## Фрагмент текста
Забрав Манифест, Гучков и Шульгин попросили Николая II подписать два указа: о назначении главы нового правительства и нового верховного главнокомандующего.
- Кого же? - спросил царь.
- Князя Львова, Ваше Величество, - ответил Гучков.
- Ах, Львова... Хорошо - Львов... - сказал Николай. Интонация, с которой это было произнесено, свидетельствовала о психологической надломленности царя.
Указ Правительствующему Сенату о назначении Львова председателем Совета министров был датирован 2 часами дня 2 марта, то есть на час раньше времени, проставленного в отречении, - Львов, таким образом, назначался еще царствующим императором. А верховным главнокомандующим был назначен великий князь Николай Николаевич.
Существует точка зрения: истинный революционный переворот совершился в России не 2 марта, с отречением от престола Николая II, а утром 3 марта, когда великий князь Михаил Романов отказался принять престол до решения Учредительного собрания. Один из министров Временного правительства В. А. Маклаков, например, считал, что именно этот отказ привел к коренной перемене государственного режима в России. Почему так поступил Михаил? Многие считают, что у него просто не было иного выхода: приняв престол, он стал бы жертвой антимонархически настроенных "масс". Это, по меньшей мере, спорно. П. Милюков полагал, что в России нашлись бы силы, способные отстоять монархию во главе с Михаилом Романовым, - конечно, "не без пролития крови".

## Инструкции к работе
1. Согласуются ли с фрагментом следующие утверждения? Для каждого ответьте «да» или «нет» и приведите дословно решающие слова фрагмента. (a) Указ о назначении Львова датирован на час позже времени, проставленного в отречении. (b) Верховным главнокомандующим был назначен великий князь Николай Николаевич. (c) Маклаков считал, что коренную перемену государственного режима в России вызвал отказ Михаила принять престол.
2. Когда, согласно фрагменту, великий князь Михаил Романов отказался принять престол?
3. Перепишите часть фрагмента, начиная со слов «- Кого же? - спросил» и заканчивая словами «князь Николай Николаевич.», заменив «Ваше Величество» на «Государь».

## Исходные данные
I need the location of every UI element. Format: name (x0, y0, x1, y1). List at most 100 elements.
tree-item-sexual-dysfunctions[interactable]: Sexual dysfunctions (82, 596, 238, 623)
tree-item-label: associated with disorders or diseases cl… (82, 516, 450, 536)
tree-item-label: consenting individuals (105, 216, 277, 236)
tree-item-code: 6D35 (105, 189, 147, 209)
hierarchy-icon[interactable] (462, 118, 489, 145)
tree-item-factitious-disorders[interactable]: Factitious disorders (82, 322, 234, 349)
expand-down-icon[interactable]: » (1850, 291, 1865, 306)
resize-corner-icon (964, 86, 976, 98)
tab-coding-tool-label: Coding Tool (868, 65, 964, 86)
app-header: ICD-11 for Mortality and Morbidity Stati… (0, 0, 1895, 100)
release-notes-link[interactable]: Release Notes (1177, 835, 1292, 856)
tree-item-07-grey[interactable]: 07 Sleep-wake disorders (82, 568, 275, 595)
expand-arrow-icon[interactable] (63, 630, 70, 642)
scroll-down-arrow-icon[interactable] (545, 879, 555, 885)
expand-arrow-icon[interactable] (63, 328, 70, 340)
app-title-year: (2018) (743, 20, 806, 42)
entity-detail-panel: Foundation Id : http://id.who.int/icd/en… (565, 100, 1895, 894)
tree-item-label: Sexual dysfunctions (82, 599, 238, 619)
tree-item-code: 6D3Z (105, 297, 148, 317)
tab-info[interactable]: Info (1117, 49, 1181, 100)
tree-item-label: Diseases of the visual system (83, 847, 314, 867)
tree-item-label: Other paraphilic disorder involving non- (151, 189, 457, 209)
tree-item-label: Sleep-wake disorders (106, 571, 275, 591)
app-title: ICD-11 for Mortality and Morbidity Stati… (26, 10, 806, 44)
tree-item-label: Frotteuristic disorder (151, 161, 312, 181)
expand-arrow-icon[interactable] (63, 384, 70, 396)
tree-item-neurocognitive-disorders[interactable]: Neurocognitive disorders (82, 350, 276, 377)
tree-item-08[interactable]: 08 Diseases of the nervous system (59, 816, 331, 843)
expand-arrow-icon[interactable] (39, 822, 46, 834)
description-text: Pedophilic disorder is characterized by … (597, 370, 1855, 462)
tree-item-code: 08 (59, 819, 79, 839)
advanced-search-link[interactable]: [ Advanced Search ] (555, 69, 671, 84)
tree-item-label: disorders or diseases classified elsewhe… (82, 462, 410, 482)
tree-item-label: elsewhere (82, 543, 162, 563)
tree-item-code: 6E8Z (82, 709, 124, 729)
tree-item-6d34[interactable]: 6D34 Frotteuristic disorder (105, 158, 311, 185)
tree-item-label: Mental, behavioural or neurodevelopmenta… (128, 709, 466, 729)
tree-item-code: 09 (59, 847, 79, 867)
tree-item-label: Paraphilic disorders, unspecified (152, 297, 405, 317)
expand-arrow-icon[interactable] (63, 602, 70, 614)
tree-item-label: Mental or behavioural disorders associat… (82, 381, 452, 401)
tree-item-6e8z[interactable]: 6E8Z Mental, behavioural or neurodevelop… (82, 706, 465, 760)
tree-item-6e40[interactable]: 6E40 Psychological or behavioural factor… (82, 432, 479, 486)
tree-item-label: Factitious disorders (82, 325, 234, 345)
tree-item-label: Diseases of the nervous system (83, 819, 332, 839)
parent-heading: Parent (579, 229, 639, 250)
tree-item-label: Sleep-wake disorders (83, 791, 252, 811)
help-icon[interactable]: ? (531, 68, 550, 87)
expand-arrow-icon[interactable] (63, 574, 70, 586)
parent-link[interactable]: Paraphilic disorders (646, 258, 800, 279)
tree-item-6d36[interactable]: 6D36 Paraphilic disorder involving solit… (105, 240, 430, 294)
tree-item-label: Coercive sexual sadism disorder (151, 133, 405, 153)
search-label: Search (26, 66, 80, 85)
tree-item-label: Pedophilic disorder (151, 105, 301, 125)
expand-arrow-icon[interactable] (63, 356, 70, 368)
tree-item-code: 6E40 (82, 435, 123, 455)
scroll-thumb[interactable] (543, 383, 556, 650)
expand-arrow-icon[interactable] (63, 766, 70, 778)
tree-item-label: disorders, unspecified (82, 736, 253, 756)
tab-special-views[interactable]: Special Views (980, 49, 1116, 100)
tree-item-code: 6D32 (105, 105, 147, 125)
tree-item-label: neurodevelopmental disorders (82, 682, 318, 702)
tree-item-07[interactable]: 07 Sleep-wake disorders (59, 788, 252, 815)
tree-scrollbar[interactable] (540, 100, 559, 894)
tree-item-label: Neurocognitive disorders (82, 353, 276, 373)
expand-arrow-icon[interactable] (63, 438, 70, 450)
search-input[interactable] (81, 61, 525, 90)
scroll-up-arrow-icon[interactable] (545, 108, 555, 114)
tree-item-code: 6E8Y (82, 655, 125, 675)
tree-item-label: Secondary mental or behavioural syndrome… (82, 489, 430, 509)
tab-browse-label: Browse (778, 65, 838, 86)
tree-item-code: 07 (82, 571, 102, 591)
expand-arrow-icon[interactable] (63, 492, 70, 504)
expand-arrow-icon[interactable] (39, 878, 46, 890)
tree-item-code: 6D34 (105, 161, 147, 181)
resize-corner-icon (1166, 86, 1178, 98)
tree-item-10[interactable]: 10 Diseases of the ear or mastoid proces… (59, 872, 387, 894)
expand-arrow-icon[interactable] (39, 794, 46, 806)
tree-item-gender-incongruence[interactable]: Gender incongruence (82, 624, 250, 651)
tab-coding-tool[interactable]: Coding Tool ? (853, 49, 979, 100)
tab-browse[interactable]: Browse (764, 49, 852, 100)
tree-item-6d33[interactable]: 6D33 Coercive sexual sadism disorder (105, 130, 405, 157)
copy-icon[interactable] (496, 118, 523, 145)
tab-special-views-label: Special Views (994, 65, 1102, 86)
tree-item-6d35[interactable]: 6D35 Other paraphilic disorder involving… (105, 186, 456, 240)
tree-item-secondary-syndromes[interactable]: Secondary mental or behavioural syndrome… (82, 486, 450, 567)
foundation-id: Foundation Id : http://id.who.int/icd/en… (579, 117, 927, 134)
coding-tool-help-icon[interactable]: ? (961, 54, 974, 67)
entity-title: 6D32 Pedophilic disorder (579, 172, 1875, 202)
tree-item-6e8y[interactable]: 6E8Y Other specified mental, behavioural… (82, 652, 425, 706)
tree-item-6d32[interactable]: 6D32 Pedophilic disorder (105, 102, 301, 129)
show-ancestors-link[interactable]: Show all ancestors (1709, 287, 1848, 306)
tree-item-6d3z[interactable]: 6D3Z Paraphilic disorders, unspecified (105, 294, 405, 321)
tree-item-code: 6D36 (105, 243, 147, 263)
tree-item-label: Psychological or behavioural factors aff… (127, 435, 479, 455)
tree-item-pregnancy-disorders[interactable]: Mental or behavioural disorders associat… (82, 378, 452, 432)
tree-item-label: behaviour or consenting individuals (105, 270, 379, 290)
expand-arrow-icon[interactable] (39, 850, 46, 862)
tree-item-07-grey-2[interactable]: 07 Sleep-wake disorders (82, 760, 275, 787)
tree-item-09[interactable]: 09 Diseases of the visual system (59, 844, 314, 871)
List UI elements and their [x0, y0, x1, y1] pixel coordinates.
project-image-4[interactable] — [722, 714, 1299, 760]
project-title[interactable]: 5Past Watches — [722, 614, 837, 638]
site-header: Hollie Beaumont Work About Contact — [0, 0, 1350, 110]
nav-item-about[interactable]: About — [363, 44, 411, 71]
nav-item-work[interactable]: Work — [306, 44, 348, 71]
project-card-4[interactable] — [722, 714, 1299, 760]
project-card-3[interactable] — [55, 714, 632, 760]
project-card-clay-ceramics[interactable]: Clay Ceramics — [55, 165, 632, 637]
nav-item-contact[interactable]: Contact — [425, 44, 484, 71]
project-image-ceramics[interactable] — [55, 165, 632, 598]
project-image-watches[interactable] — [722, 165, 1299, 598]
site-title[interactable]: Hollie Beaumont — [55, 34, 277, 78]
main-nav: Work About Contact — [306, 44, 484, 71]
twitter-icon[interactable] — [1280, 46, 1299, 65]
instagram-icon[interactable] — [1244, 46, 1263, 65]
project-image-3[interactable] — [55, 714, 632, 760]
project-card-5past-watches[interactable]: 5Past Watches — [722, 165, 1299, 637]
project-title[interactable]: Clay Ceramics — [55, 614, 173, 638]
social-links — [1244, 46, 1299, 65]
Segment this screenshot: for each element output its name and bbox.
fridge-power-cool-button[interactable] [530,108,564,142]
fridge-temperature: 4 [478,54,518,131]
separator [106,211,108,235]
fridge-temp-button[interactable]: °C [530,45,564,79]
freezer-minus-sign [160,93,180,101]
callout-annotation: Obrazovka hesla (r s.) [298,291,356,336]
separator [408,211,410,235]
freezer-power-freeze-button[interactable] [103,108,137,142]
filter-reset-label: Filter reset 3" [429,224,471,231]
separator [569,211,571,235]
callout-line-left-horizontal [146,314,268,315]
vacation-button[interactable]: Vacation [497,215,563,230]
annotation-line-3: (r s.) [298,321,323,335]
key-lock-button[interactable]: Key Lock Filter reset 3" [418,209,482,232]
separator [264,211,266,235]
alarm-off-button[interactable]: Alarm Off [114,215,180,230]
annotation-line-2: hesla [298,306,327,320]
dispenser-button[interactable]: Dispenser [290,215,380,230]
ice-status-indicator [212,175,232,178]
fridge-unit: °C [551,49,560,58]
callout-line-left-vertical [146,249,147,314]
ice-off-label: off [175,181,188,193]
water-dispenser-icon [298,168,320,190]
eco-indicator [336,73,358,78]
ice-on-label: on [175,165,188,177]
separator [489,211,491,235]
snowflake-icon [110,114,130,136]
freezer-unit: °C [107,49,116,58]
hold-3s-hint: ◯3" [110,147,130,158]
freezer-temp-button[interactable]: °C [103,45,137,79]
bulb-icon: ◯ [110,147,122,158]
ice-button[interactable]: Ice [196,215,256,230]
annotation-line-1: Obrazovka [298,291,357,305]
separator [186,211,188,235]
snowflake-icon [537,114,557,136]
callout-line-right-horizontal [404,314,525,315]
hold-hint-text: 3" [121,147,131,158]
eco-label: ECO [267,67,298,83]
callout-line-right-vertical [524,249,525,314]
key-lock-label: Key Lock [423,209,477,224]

## Ответы к заданиям
1.
(a) Нет: «на час раньше времени, проставленного в отречении».
(b) Да: «А верховным главнокомандующим был назначен великий князь Николай Николаевич».
(c) Да: «именно этот отказ привел к коренной перемене государственного режима в России».

2. Утром 3 марта.

3.
- Кого же? - спросил царь.
- Князя Львова, Государь, - ответил Гучков.
- Ах, Львова... Хорошо - Львов... - сказал Николай. Интонация, с которой это было произнесено, свидетельствовала о психологической надломленности царя.
Указ Правительствующему Сенату о назначении Львова председателем Совета министров был датирован 2 часами дня 2 марта, то есть на час раньше времени, проставленного в отречении, - Львов, таким образом, назначался еще царствующим императором. А верховным главнокомандующим был назначен великий князь Николай Николаевич.